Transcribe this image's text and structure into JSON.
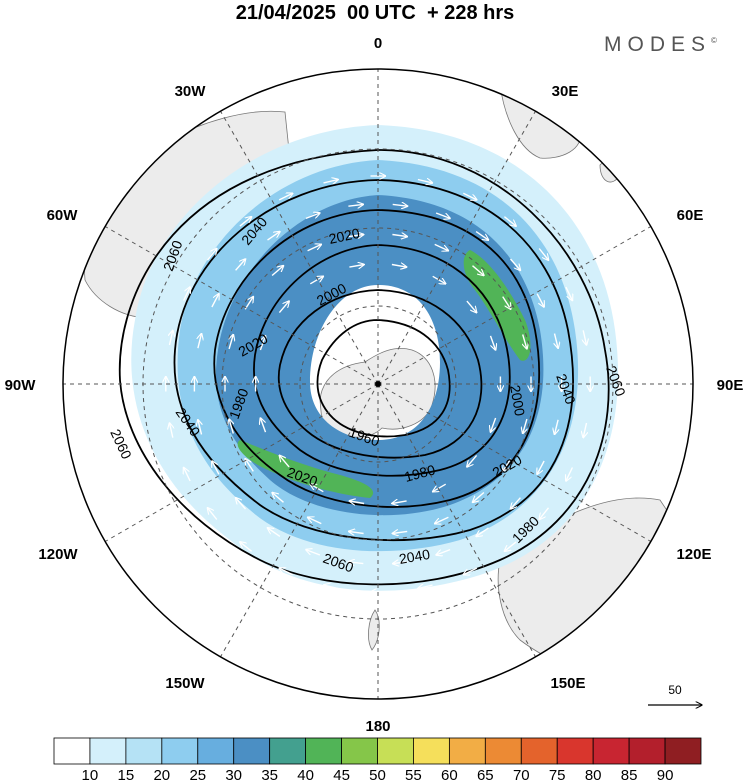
{
  "header": {
    "title": "21/04/2025  00 UTC  + 228 hrs",
    "brand": "MODES",
    "brand_mark": "©"
  },
  "map": {
    "projection": "polar stereographic (south pole centred)",
    "longitude_labels": [
      "0",
      "30E",
      "60E",
      "90E",
      "120E",
      "150E",
      "180",
      "150W",
      "120W",
      "90W",
      "60W",
      "30W"
    ],
    "contour_labels": [
      {
        "text": "2060"
      },
      {
        "text": "2040"
      },
      {
        "text": "2020"
      },
      {
        "text": "2000"
      },
      {
        "text": "2060"
      },
      {
        "text": "2040"
      },
      {
        "text": "2000"
      },
      {
        "text": "2020"
      },
      {
        "text": "1980"
      },
      {
        "text": "1960"
      },
      {
        "text": "2020"
      },
      {
        "text": "2040"
      },
      {
        "text": "2060"
      },
      {
        "text": "2060"
      },
      {
        "text": "2040"
      },
      {
        "text": "1980"
      },
      {
        "text": "2020"
      },
      {
        "text": "1980"
      }
    ],
    "contour_levels": [
      1960,
      1980,
      2000,
      2020,
      2040,
      2060
    ],
    "vector_reference": "50",
    "colors": {
      "land": "#ececec",
      "coast": "#777777",
      "grid": "#555555",
      "contour": "#000000",
      "arrow": "#ffffff"
    }
  },
  "colorbar": {
    "ticks": [
      "10",
      "15",
      "20",
      "25",
      "30",
      "35",
      "40",
      "45",
      "50",
      "55",
      "60",
      "65",
      "70",
      "75",
      "80",
      "85",
      "90"
    ],
    "colors": [
      "#ffffff",
      "#d4f0fb",
      "#b5e2f5",
      "#8ecdef",
      "#67aedf",
      "#4b8fc4",
      "#43a08f",
      "#51b457",
      "#85c649",
      "#c7df56",
      "#f5df5b",
      "#f2ad45",
      "#ec8a34",
      "#e4632c",
      "#d9362d",
      "#c82531",
      "#b31f2c",
      "#8f1e22"
    ]
  }
}
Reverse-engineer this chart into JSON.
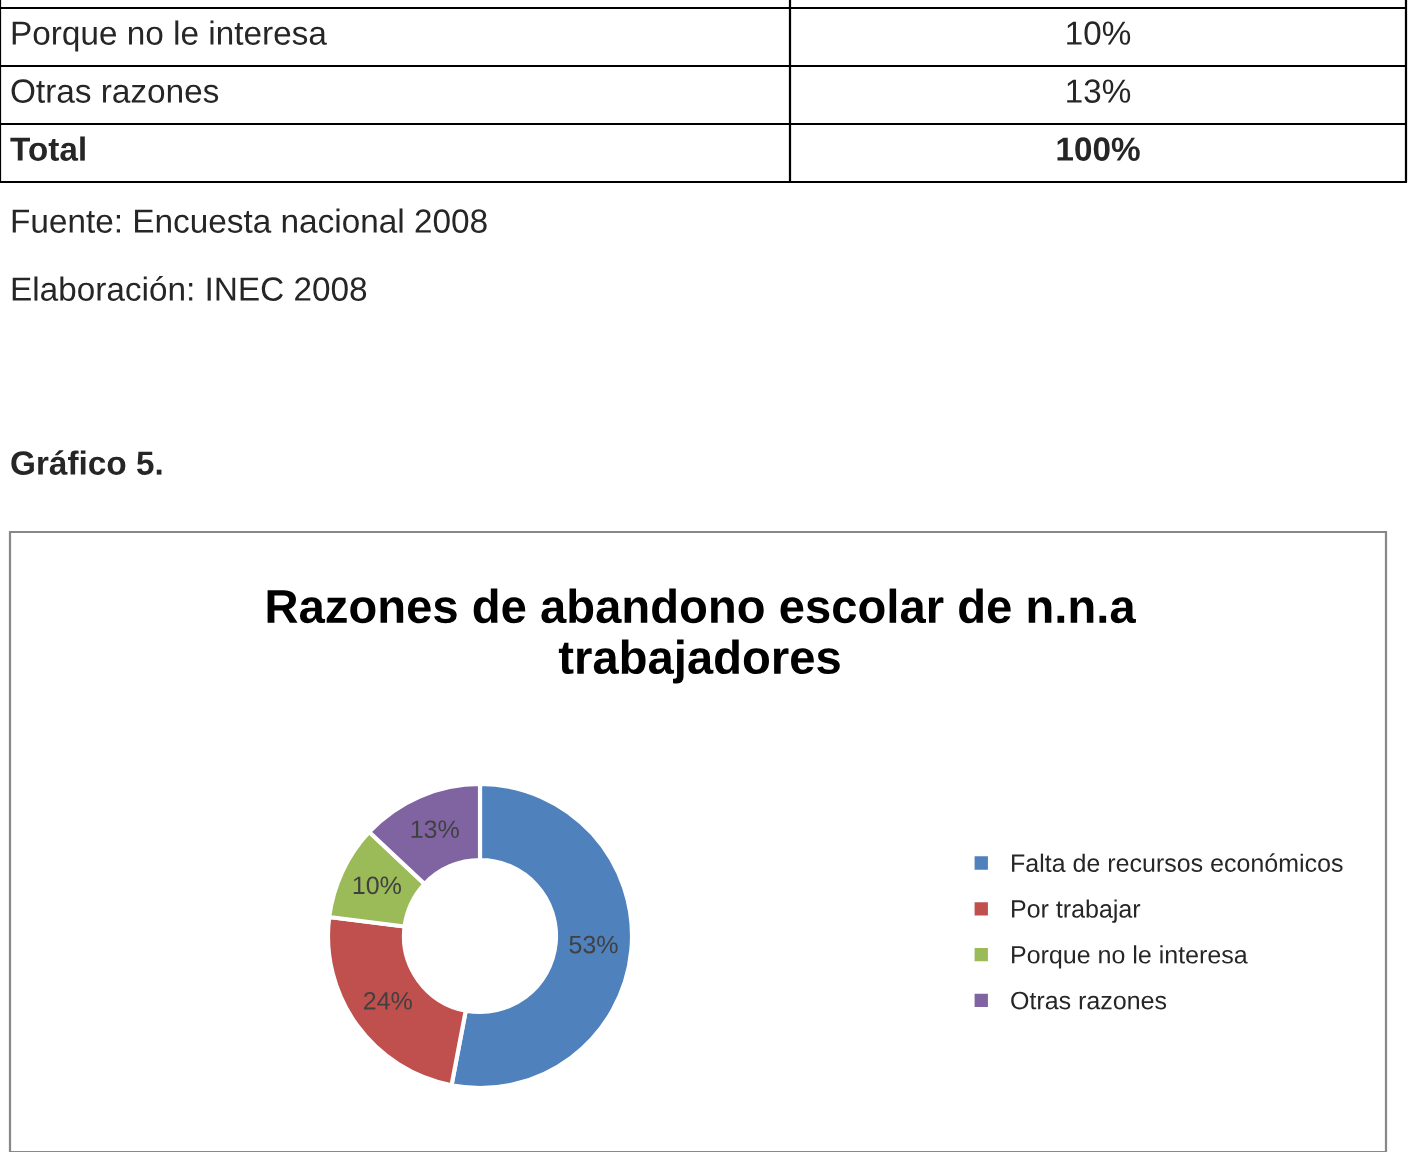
{
  "chart_data": {
    "type": "donut",
    "title": "Razones de abandono escolar de n.n.a\ntrabajadores",
    "categories": [
      "Falta de recursos económicos",
      "Por trabajar",
      "Porque no le interesa",
      "Otras razones"
    ],
    "values": [
      53,
      24,
      10,
      13
    ],
    "colors": [
      "#4f81bd",
      "#c0504d",
      "#9bbb59",
      "#8064a2"
    ],
    "value_labels": [
      "53%",
      "24%",
      "10%",
      "13%"
    ],
    "legend": "right",
    "annotations": [
      "Porque no le interesa",
      "10%",
      "Otras razones",
      "13%",
      "Total",
      "100%",
      "Fuente: Encuesta nacional 2008",
      "Elaboración: INEC 2008",
      "Gráfico 5."
    ]
  }
}
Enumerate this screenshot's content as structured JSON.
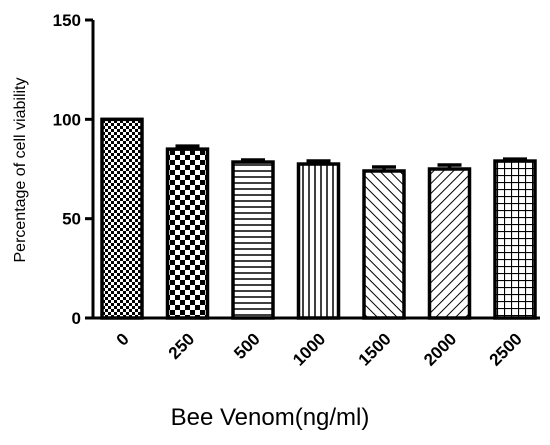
{
  "chart_data": {
    "type": "bar",
    "title": "",
    "xlabel": "Bee Venom(ng/ml)",
    "ylabel": "Percentage of cell viability",
    "ylim": [
      0,
      150
    ],
    "yticks": [
      "0",
      "50",
      "100",
      "150"
    ],
    "categories": [
      "0",
      "250",
      "500",
      "1000",
      "1500",
      "2000",
      "2500"
    ],
    "values": [
      100,
      85,
      78.5,
      77.5,
      74,
      75,
      79
    ],
    "errors": [
      0,
      1.5,
      1,
      1.5,
      2,
      2,
      1
    ],
    "patterns": [
      "checker-fine",
      "checker-coarse",
      "horizontal-lines",
      "vertical-lines",
      "diagonal-ne",
      "diagonal-nw",
      "grid-squares"
    ],
    "grid": false,
    "legend": "none",
    "bar_color": "#000000",
    "background_color": "#ffffff"
  }
}
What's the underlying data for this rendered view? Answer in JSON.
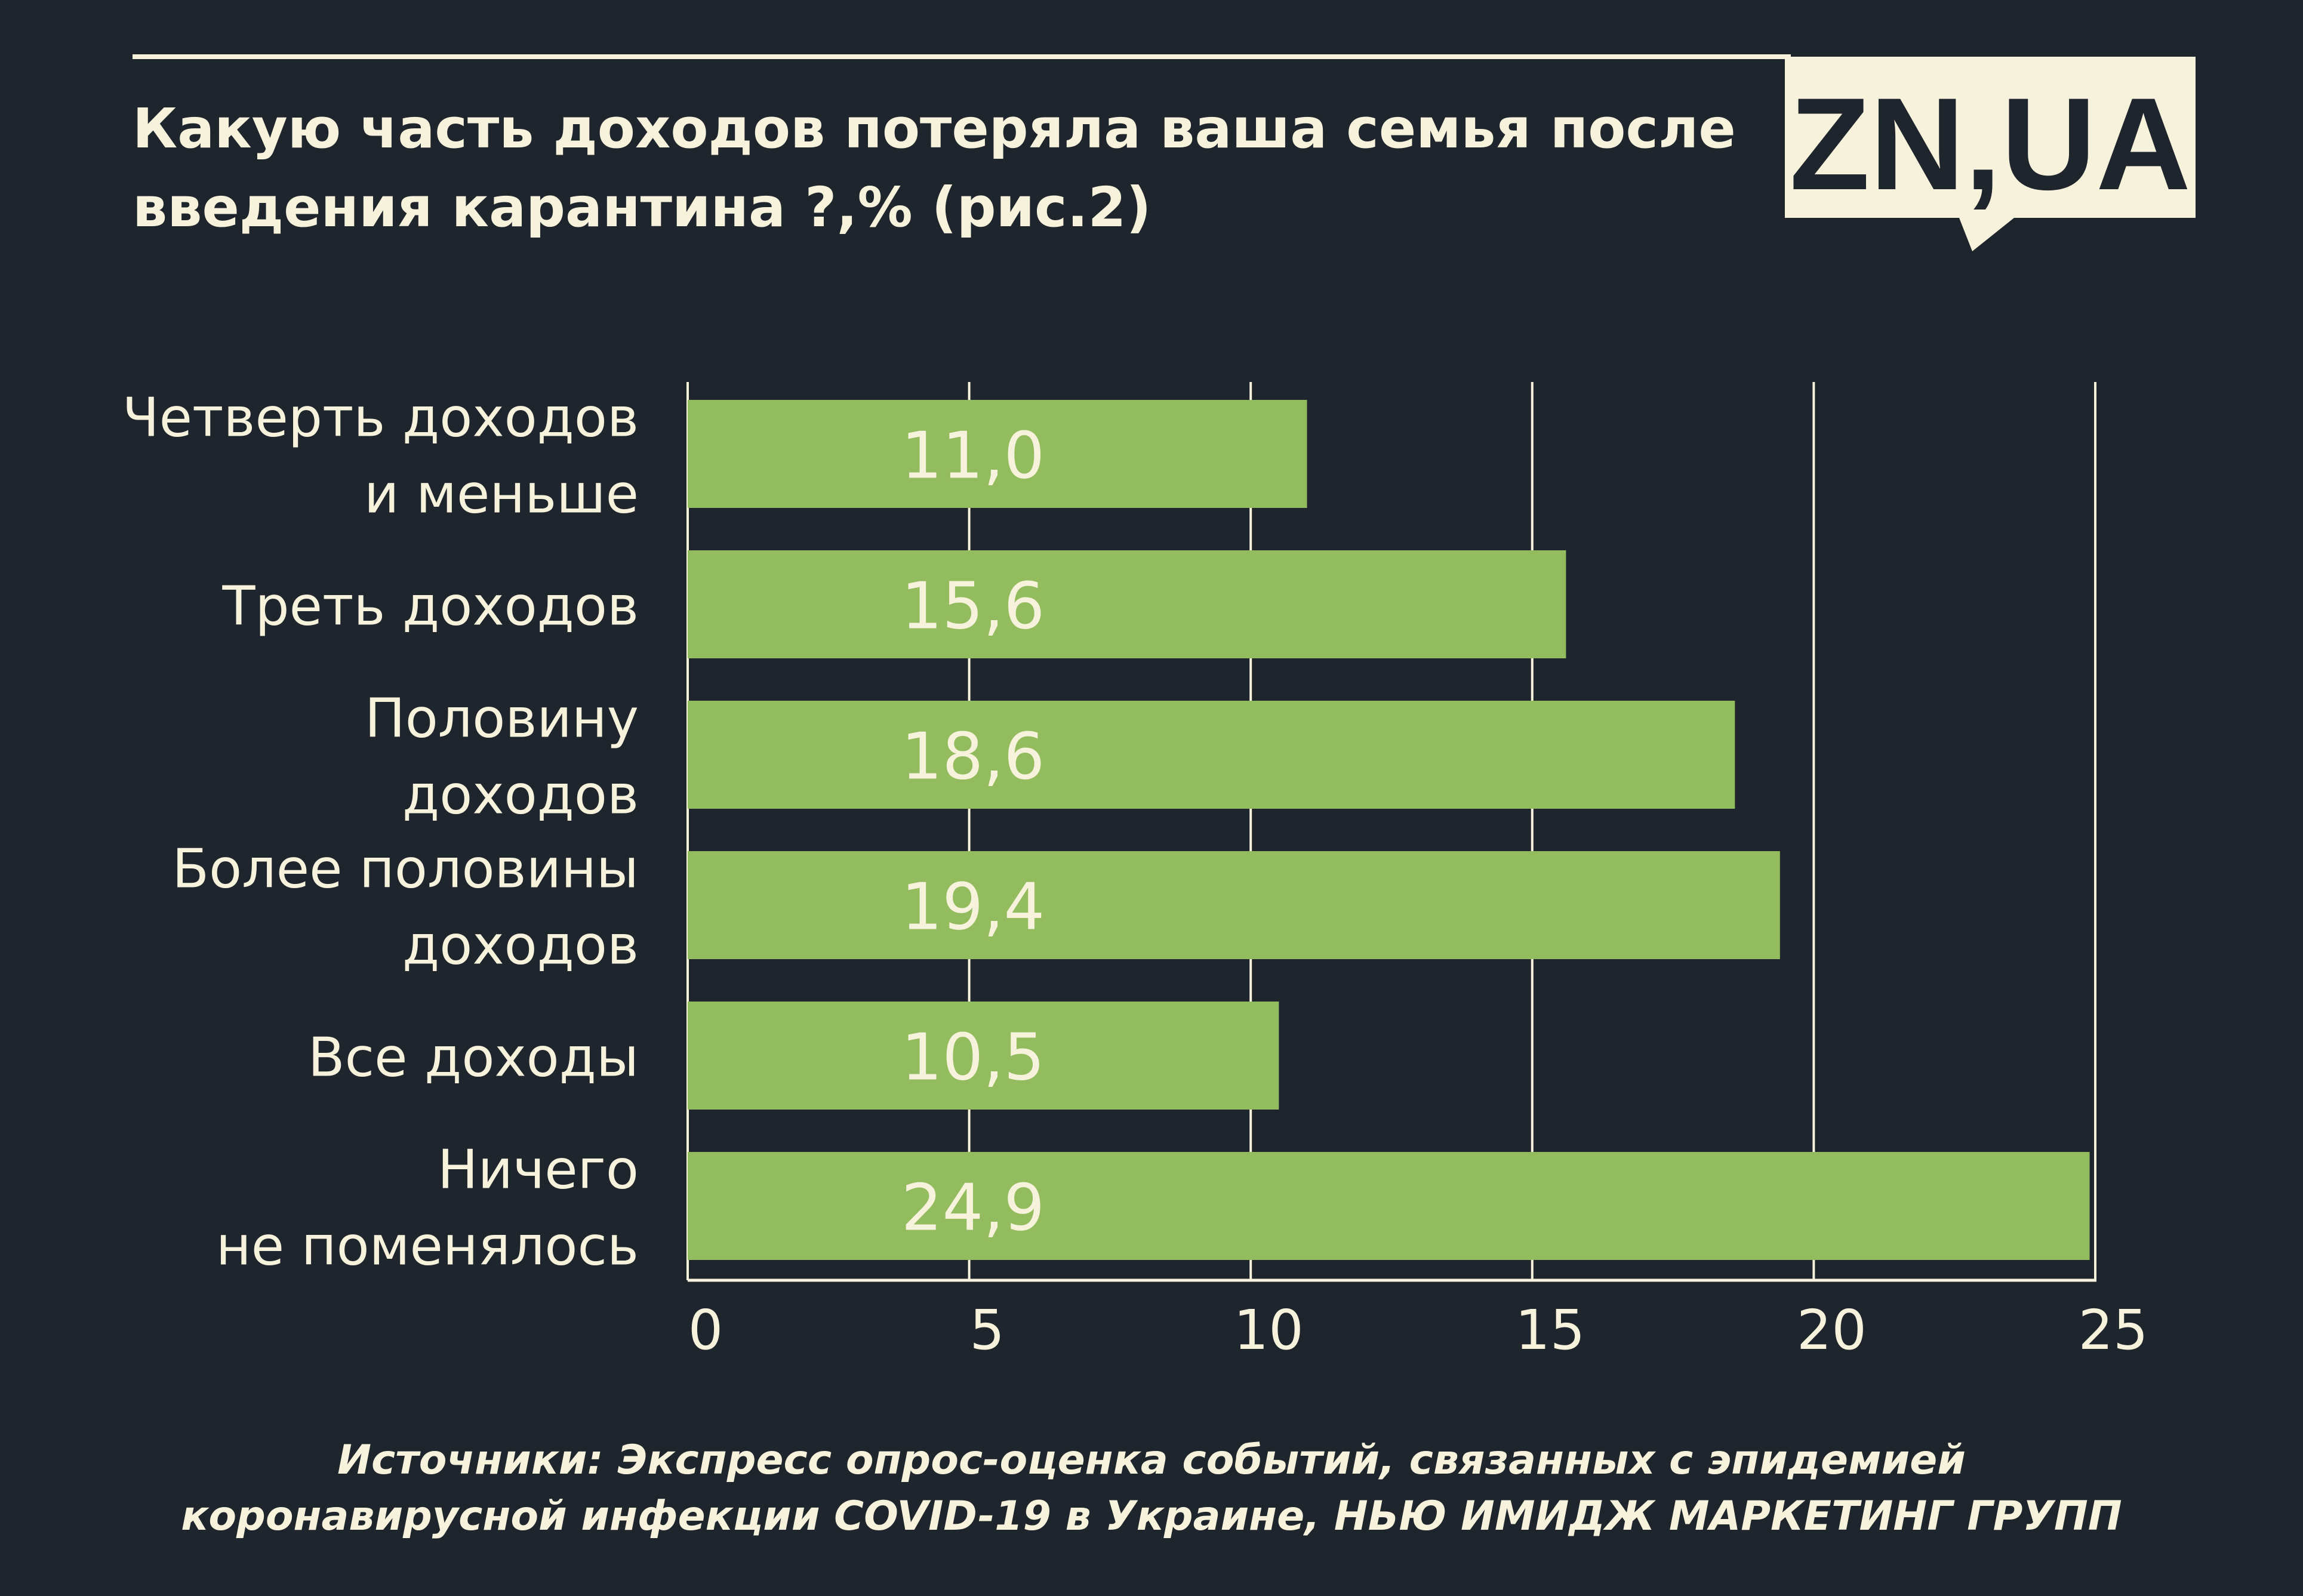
{
  "title": {
    "line1": "Какую часть доходов потеряла ваша семья после",
    "line2": "введения карантина ?,% (рис.2)"
  },
  "logo": {
    "text": "ZN,UA"
  },
  "source": {
    "line1": "Источники: Экспресс опрос-оценка событий, связанных с эпидемией",
    "line2": "коронавирусной инфекции COVID-19 в Украине, НЬЮ ИМИДЖ МАРКЕТИНГ ГРУПП"
  },
  "colors": {
    "background": "#1e252d",
    "bar": "#93bc5f",
    "text": "#f7f2dc",
    "grid": "#f7f2dc"
  },
  "chart_data": {
    "type": "bar",
    "orientation": "horizontal",
    "title": "Какую часть доходов потеряла ваша семья после введения карантина ?,% (рис.2)",
    "categories": [
      [
        "Четверть доходов",
        "и меньше"
      ],
      [
        "Треть доходов"
      ],
      [
        "Половину",
        "доходов"
      ],
      [
        "Более половины",
        "доходов"
      ],
      [
        "Все доходы"
      ],
      [
        "Ничего",
        "не поменялось"
      ]
    ],
    "values": [
      11.0,
      15.6,
      18.6,
      19.4,
      10.5,
      24.9
    ],
    "value_labels": [
      "11,0",
      "15,6",
      "18,6",
      "19,4",
      "10,5",
      "24,9"
    ],
    "xlim": [
      0,
      25
    ],
    "x_ticks": [
      0,
      5,
      10,
      15,
      20,
      25
    ],
    "grid": true,
    "xlabel": "",
    "ylabel": ""
  }
}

§ INSTRUCTIONS TO FOLLOW:
Output all of the entries verbatim, leaving out any images.

§ COMPLETE ANSWER:
Transcribe this image's text and structure into JSON.
{
  "header": {
    "title": "21/04/2025  00 UTC  + 228 hrs",
    "brand": "MODES",
    "brand_mark": "©"
  },
  "map": {
    "projection": "polar stereographic (south pole centred)",
    "longitude_labels": [
      "0",
      "30E",
      "60E",
      "90E",
      "120E",
      "150E",
      "180",
      "150W",
      "120W",
      "90W",
      "60W",
      "30W"
    ],
    "contour_labels": [
      {
        "text": "2060"
      },
      {
        "text": "2040"
      },
      {
        "text": "2020"
      },
      {
        "text": "2000"
      },
      {
        "text": "2060"
      },
      {
        "text": "2040"
      },
      {
        "text": "2000"
      },
      {
        "text": "2020"
      },
      {
        "text": "1980"
      },
      {
        "text": "1960"
      },
      {
        "text": "2020"
      },
      {
        "text": "2040"
      },
      {
        "text": "2060"
      },
      {
        "text": "2060"
      },
      {
        "text": "2040"
      },
      {
        "text": "1980"
      },
      {
        "text": "2020"
      },
      {
        "text": "1980"
      }
    ],
    "contour_levels": [
      1960,
      1980,
      2000,
      2020,
      2040,
      2060
    ],
    "vector_reference": "50",
    "colors": {
      "land": "#ececec",
      "coast": "#777777",
      "grid": "#555555",
      "contour": "#000000",
      "arrow": "#ffffff"
    }
  },
  "colorbar": {
    "ticks": [
      "10",
      "15",
      "20",
      "25",
      "30",
      "35",
      "40",
      "45",
      "50",
      "55",
      "60",
      "65",
      "70",
      "75",
      "80",
      "85",
      "90"
    ],
    "colors": [
      "#ffffff",
      "#d4f0fb",
      "#b5e2f5",
      "#8ecdef",
      "#67aedf",
      "#4b8fc4",
      "#43a08f",
      "#51b457",
      "#85c649",
      "#c7df56",
      "#f5df5b",
      "#f2ad45",
      "#ec8a34",
      "#e4632c",
      "#d9362d",
      "#c82531",
      "#b31f2c",
      "#8f1e22"
    ]
  }
}
Reverse-engineer this chart into JSON.
{
  "chart_data": {
    "type": "donut",
    "title": "Razones de abandono escolar de n.n.a\ntrabajadores",
    "categories": [
      "Falta de recursos económicos",
      "Por trabajar",
      "Porque no le interesa",
      "Otras razones"
    ],
    "values": [
      53,
      24,
      10,
      13
    ],
    "colors": [
      "#4f81bd",
      "#c0504d",
      "#9bbb59",
      "#8064a2"
    ],
    "value_labels": [
      "53%",
      "24%",
      "10%",
      "13%"
    ],
    "legend": "right",
    "annotations": [
      "Porque no le interesa",
      "10%",
      "Otras razones",
      "13%",
      "Total",
      "100%",
      "Fuente: Encuesta nacional 2008",
      "Elaboración: INEC 2008",
      "Gráfico 5."
    ]
  }
}
Enumerate this screenshot's content as structured JSON.
{
  "chart_data": {
    "type": "bar",
    "title": "",
    "xlabel": "Bee Venom(ng/ml)",
    "ylabel": "Percentage of cell viability",
    "ylim": [
      0,
      150
    ],
    "yticks": [
      "0",
      "50",
      "100",
      "150"
    ],
    "categories": [
      "0",
      "250",
      "500",
      "1000",
      "1500",
      "2000",
      "2500"
    ],
    "values": [
      100,
      85,
      78.5,
      77.5,
      74,
      75,
      79
    ],
    "errors": [
      0,
      1.5,
      1,
      1.5,
      2,
      2,
      1
    ],
    "patterns": [
      "checker-fine",
      "checker-coarse",
      "horizontal-lines",
      "vertical-lines",
      "diagonal-ne",
      "diagonal-nw",
      "grid-squares"
    ],
    "grid": false,
    "legend": "none",
    "bar_color": "#000000",
    "background_color": "#ffffff"
  }
}
What's the underlying data for this rendered view? Answer in JSON.
{
  "title": {
    "line1": "Какую часть доходов потеряла ваша семья после",
    "line2": "введения карантина ?,% (рис.2)"
  },
  "logo": {
    "text": "ZN,UA"
  },
  "source": {
    "line1": "Источники: Экспресс опрос-оценка событий, связанных с эпидемией",
    "line2": "коронавирусной инфекции COVID-19 в Украине, НЬЮ ИМИДЖ МАРКЕТИНГ ГРУПП"
  },
  "colors": {
    "background": "#1e252d",
    "bar": "#93bc5f",
    "text": "#f7f2dc",
    "grid": "#f7f2dc"
  },
  "chart_data": {
    "type": "bar",
    "orientation": "horizontal",
    "title": "Какую часть доходов потеряла ваша семья после введения карантина ?,% (рис.2)",
    "categories": [
      [
        "Четверть доходов",
        "и меньше"
      ],
      [
        "Треть доходов"
      ],
      [
        "Половину",
        "доходов"
      ],
      [
        "Более половины",
        "доходов"
      ],
      [
        "Все доходы"
      ],
      [
        "Ничего",
        "не поменялось"
      ]
    ],
    "values": [
      11.0,
      15.6,
      18.6,
      19.4,
      10.5,
      24.9
    ],
    "value_labels": [
      "11,0",
      "15,6",
      "18,6",
      "19,4",
      "10,5",
      "24,9"
    ],
    "xlim": [
      0,
      25
    ],
    "x_ticks": [
      0,
      5,
      10,
      15,
      20,
      25
    ],
    "grid": true,
    "xlabel": "",
    "ylabel": ""
  }
}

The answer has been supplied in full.